页面摘录:
--------------------

FlashInfer vs FlashAttention

FlashInfer vs FlashAttention 对比

功能对比表

| 特性 | FlashAttention | FlashInfer | |------|----------------|------------| | 底层库 | flash-attn | flashinfer | | 最低 SM | 8.0 (Ampere) | 7.5 (Turing) | | 最高 SM | 9.x (Hopper) | 12.1 (Blackwell) | | 块大小 | MultipleOf(16) | 16, 32, 64 | | KV Cache 形状 | [2, blocks, blk_size, heads, dim] | [blocks, 2, blk_size, heads, dim] | | Encoder 支持 | ✅ | ❌ | | ALiBi 支持 | ✅ (FA2) | ❌ | | TRTLLM 集成 | ❌ | ✅ | | FP4 输出量化 | ❌ | ✅ | | Attention Sinks | ✅ (FA3) | ✅ (via TRTLLM) |

KV Cache 布局差异

FlashAttention:

形状: [2, num_blocks, block_size, num_kv_heads, head_size]
     ↑
     K 和 V 在第一维度分离

FlashInfer:

形状: [num_blocks, 2, block_size, num_kv_heads, head_size]
              ↑
              K 和 V 每个块交错存储

使用场景建议

选择 FlashAttention：

Hopper GPU (H100, H200)
需要 Encoder Attention
使用 ALiBi 位置编码
FA3 + FP8 KV Cache 场景

选择 FlashInfer：

Blackwell GPU (B100, B200)
GQA 模型 (Llama, Qwen)
FP8/FP4 量化流水线
追求最高吞吐量

核心实现代码分析

forward() 方法详解

class FlashInferImpl(AttentionImpl):
    def forward(
        self,
        layer: torch.nn.Module,
        query: torch.Tensor,       # [num_tokens, num_heads, head_size]
        key: torch.Tensor,         # [num_tokens, num_kv_heads, head_size]
        value: torch.Tensor,       # [num_tokens, num_kv_heads, head_size]
        kv_cache: torch.Tensor,    # [num_blocks, 2, block_size, num_kv_heads, head_size]
        attn_metadata: FlashInferMetadata,
        output: torch.Tensor | None = None,
        output_scale: torch.Tensor | None = None,
        output_block_scale: torch.Tensor | None = None,
    ) -> torch.Tensor:
        """FlashInfer 前向传播"""
        
        # 1. 更新 KV Cache
        if self.kv_sharing_target_layer_name is None:
            torch.ops._C_cache_ops.reshape_and_cache_flash(
                key, value,
                kv_cache[:, 0], kv_cache[:, 1],
                attn_metadata.slot_mapping,
                self.kv_cache_dtype,
                layer._k_scale, layer._v_scale,
            )
        
        # 2. 处理 FP8 KV Cache
        if self.kv_cache_dtype.startswith("fp8"):
            torch_dtype = FlashInferBackend.get_fp8_dtype_for_flashinfer(
                self.kv_cache_dtype
            )
            kv_cache = kv_cache.view(torch_dtype)
        
        # 3. 处理 Cascade Attention（共享前缀）
        if attn_metadata.use_cascade:
            output.copy_(attn_metadata.cascade_wrapper.run(query, kv_cache))

--------------------

给定记录:
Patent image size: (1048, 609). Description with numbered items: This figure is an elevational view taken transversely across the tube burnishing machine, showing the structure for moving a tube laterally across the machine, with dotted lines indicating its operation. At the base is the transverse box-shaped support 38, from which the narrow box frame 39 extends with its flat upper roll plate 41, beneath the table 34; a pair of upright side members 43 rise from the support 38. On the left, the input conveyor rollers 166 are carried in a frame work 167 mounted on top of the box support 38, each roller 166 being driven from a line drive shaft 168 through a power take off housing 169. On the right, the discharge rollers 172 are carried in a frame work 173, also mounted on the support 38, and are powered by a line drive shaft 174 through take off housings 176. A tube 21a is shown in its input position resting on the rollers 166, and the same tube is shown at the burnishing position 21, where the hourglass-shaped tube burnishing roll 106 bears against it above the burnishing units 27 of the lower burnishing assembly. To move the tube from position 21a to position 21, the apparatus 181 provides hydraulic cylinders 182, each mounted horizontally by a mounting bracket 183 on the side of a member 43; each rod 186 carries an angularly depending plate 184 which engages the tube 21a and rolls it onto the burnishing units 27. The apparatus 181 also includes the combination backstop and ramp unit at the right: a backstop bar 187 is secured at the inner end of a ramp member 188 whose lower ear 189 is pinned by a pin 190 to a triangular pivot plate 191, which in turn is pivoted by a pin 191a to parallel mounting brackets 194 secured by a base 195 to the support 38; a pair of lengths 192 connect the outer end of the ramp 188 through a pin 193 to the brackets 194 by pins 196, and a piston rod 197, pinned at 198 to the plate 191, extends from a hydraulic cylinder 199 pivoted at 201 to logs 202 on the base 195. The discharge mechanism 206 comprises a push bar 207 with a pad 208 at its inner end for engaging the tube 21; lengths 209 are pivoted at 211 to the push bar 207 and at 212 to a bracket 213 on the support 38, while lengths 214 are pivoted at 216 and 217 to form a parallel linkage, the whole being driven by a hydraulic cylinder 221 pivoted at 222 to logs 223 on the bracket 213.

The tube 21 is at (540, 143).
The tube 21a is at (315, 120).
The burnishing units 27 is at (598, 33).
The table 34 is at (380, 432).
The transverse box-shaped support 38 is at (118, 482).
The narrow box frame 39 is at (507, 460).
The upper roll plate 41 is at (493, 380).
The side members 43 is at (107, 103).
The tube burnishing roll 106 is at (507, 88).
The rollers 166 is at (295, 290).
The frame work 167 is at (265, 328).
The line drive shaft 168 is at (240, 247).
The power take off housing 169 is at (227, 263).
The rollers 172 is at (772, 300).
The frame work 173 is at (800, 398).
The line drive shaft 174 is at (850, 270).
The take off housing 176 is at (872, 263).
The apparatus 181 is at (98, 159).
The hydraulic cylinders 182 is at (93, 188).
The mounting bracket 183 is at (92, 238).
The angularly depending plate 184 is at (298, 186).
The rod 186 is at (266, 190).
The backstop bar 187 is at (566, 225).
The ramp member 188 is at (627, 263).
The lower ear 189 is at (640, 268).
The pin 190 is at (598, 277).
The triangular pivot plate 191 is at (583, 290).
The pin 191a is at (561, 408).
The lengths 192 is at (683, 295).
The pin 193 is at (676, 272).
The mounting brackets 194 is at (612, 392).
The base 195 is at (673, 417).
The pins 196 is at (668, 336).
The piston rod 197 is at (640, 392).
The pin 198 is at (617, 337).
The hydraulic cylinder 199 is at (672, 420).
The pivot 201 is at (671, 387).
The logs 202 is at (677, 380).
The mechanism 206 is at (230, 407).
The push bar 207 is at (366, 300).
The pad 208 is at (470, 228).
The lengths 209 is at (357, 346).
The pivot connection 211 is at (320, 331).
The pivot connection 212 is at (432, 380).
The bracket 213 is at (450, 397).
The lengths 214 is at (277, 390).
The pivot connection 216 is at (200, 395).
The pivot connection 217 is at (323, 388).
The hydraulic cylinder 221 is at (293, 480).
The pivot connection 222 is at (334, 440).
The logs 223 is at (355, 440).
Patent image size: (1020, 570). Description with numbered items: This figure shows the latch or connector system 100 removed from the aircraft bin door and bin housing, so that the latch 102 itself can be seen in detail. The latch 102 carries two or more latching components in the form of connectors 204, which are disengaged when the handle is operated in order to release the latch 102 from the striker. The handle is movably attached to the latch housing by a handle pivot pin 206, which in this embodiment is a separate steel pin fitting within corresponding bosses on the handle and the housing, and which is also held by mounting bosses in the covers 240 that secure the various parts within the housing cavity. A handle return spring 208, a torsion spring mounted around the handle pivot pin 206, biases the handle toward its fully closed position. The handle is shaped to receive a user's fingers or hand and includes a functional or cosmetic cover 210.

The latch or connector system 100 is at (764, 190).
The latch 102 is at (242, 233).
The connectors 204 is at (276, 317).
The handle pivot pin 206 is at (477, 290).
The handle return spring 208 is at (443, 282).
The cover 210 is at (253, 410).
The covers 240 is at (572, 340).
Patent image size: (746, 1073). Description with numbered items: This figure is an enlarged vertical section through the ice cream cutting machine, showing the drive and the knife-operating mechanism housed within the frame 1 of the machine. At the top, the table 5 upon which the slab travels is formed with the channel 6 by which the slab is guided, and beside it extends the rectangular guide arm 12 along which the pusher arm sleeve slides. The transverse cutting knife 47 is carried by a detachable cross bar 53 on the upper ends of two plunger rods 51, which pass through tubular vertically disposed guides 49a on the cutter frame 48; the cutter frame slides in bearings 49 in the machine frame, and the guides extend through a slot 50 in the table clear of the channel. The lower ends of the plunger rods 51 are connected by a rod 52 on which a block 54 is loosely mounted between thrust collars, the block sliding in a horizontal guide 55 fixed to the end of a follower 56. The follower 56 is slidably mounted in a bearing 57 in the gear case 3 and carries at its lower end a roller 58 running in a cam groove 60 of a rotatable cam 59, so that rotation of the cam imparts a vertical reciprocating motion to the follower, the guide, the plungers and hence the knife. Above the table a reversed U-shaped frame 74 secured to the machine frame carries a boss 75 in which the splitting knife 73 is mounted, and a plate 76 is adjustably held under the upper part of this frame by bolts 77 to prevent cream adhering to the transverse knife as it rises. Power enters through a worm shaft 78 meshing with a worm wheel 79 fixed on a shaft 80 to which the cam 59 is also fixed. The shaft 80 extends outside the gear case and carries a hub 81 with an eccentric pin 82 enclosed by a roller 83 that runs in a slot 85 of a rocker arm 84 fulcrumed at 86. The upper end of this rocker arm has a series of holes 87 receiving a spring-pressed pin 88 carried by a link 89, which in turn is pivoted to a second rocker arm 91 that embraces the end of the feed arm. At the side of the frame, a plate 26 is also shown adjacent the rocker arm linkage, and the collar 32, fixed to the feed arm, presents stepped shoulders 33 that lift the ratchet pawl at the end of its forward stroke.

--------------------

练习任务:
1 – 能用两句话概括一下 FlashInfer 与 FlashAttention 的对比文字吗？
2 – 能否原样输出 FlashInfer 与 FlashAttention 的对比文字中介于“# 2. 处理 FP8”和“output.copy_(attn_metadata.cascade_wrapper.run(query, kv_cache))”之间的内容（含首尾）？
3 – 能从 FlashInfer 与 FlashAttention 的对比文字停下的地方接着往下写吗？
这些行是另行提供的独立材料。

任务答案:
1 – FlashInfer 支持的 SM 范围是 7.5（Turing）到 12.1（Blackwell），提供 TRTLLM 集成和 FP4 输出量化，但不支持 Encoder 和 ALiBi；FlashAttention 支持 8.0（Ampere）到 9.x（Hopper），两者的 KV Cache 布局也不同。文中建议 Hopper GPU、Encoder Attention、ALiBi 位置编码以及 FA3 + FP8 KV Cache 场景选用 FlashAttention，Blackwell GPU、GQA 模型、FP8/FP4 量化流水线和追求最高吞吐量时选用 FlashInfer，并分析了 FlashInferImpl 的 forward() 方法中更新 KV Cache、处理 FP8 KV Cache 和处理 Cascade Attention 这几个步骤。

2 –
# 2. 处理 FP8 KV Cache
        if self.kv_cache_dtype.startswith("fp8"):
            torch_dtype = FlashInferBackend.get_fp8_dtype_for_flashinfer(
                self.kv_cache_dtype
            )
            kv_cache = kv_cache.view(torch_dtype)
        
        # 3. 处理 Cascade Attention（共享前缀）
        if attn_metadata.use_cascade:
            output.copy_(attn_metadata.cascade_wrapper.run(query, kv_cache))

3 –
            return output
        
        # 4. 调整 KV Cache 布局
        stride_order = FlashInferBackend.get_kv_cache_stride_order()
        kv_cache_permute = kv_cache.permute(*stride_order)
        
        # 5. 处理 Prefill
        if num_prefill_tokens > 0:
            prefill_query = query[num_decode_tokens:]
            
            if isinstance(attn_metadata.prefill, FIPrefill):
                # 原生 FlashInfer 路径
                prefill_wrapper.run(
                    prefill_query, kv_cache_permute,
                    k_scale=layer._k_scale_float,
                    v_scale=layer._v_scale_float,
                    out=output[num_decode_tokens:],
                )
            else:
                # TRTLLM 路径
                trtllm_batch_context_with_kv_cache(...)
        
        # 6. 处理 Decode
        if num_decode_tokens > 0:
            decode_query = query[:num_decode_tokens]
            
            if isinstance(attn_metadata.decode, FIDecode):
                # 原生 FlashInfer 路径
                decode_wrapper.run(
                    decode_query, kv_cache_permute,
                    k_scale=layer._k_scale_float,
                    v_scale=layer._v_scale_float,
                    out=output[:num_decode_tokens],
                )
            else:
                # TRTLLM 路径
                trtllm_batch_decode_with_kv_cache(...)
        
        return output

KV 元数据计算

def _compute_flashinfer_kv_metadata(
    self,
    num_blocks_np: np.ndarray,
    seq_lens_np: np.ndarray,
    block_table_tensor: torch.Tensor,
    num_reqs: int,
    page_size: int,
) -> torch.Tensor:
    """计算 FlashInfer 所需的 KV 元数据"""
    
    # 1. 计算 paged_kv_indptr (累积块数)
    np.cumsum(num_blocks_np, dtype=np.int32, out=self.paged_kv_indptr.np[1:num_reqs+1])
    paged_kv_indptr = self.paged_kv_indptr.gpu[:num_reqs+1]
    
    # 2. 计算 paged_kv_indices (块索引)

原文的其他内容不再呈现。